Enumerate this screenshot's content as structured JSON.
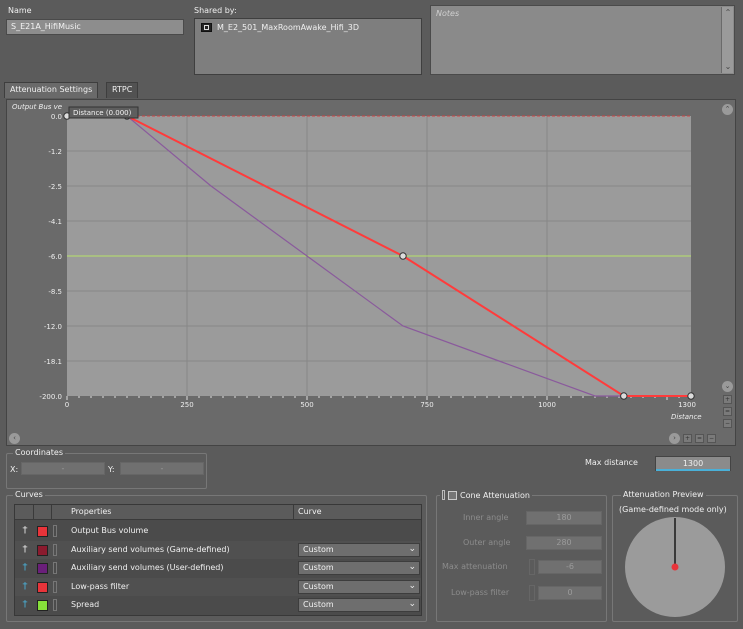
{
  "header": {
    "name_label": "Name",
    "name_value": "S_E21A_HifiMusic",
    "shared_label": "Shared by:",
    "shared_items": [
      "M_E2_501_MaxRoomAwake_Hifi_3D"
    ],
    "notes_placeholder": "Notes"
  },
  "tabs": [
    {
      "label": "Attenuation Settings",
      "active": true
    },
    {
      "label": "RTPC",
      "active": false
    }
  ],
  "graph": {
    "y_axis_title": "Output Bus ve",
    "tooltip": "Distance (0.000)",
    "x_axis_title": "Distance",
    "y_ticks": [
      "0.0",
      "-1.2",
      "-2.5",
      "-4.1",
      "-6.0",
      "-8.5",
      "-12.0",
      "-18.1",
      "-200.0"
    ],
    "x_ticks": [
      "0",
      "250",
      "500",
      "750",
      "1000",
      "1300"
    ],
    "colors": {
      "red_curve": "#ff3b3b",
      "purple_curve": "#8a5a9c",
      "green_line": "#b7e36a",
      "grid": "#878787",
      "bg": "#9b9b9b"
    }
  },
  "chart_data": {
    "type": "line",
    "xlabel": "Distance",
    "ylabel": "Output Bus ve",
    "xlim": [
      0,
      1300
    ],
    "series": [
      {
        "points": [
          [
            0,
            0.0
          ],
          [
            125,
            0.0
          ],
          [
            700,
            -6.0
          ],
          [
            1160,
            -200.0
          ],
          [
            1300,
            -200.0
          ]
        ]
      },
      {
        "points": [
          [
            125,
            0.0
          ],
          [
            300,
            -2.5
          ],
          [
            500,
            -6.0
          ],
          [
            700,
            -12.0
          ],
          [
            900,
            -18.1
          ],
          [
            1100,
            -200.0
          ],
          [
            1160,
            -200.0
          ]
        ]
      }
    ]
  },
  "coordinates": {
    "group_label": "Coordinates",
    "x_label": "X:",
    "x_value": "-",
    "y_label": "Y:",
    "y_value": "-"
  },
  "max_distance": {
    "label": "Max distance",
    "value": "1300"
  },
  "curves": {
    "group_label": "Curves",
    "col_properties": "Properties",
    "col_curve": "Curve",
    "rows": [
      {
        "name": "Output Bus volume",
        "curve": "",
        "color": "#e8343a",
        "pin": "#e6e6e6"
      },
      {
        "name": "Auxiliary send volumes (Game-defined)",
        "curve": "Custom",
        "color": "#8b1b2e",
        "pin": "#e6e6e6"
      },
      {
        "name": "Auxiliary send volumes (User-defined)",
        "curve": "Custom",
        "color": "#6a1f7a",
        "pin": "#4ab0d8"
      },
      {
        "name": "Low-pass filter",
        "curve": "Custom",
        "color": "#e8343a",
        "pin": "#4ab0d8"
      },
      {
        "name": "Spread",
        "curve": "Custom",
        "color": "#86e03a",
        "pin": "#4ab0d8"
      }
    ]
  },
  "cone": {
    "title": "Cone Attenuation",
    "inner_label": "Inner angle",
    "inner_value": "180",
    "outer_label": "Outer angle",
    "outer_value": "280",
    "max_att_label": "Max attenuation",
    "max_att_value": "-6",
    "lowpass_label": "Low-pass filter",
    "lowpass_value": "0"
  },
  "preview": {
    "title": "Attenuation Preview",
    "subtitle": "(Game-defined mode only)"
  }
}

---

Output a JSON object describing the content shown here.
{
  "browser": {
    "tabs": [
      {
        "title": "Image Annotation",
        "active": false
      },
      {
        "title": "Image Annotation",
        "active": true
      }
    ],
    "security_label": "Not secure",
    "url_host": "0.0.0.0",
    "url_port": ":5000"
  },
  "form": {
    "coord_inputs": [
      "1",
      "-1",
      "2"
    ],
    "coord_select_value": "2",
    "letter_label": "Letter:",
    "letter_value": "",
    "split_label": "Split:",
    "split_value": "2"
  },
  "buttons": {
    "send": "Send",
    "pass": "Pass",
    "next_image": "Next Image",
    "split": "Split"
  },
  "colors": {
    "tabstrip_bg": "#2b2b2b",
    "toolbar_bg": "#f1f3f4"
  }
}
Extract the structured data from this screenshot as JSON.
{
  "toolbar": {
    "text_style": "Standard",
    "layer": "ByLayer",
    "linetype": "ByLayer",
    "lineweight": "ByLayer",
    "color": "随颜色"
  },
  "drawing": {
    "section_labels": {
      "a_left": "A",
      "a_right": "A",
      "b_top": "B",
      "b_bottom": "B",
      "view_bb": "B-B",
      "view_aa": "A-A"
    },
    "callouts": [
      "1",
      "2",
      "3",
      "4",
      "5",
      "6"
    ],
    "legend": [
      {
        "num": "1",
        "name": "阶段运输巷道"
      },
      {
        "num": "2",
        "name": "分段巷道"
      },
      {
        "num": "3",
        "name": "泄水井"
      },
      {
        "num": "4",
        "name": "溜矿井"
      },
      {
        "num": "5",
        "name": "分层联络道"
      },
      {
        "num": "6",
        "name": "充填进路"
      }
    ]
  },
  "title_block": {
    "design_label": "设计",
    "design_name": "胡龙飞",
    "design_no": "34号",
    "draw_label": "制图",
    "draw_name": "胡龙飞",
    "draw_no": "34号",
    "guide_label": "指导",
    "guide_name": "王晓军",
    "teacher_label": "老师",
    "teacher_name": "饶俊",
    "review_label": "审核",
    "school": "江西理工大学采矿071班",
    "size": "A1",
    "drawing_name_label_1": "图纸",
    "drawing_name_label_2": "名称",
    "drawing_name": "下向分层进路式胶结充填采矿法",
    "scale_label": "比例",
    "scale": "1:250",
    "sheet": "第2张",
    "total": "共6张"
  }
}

### [WHAT IS ASKED]
Show every line of the records above that contains the word "Output".

### [SOLUTION]
    "y_axis_title": "Output Bus ve",
    "ylabel": "Output Bus ve",
        "name": "Output Bus volume",
Output a JSON object describing the content shown here.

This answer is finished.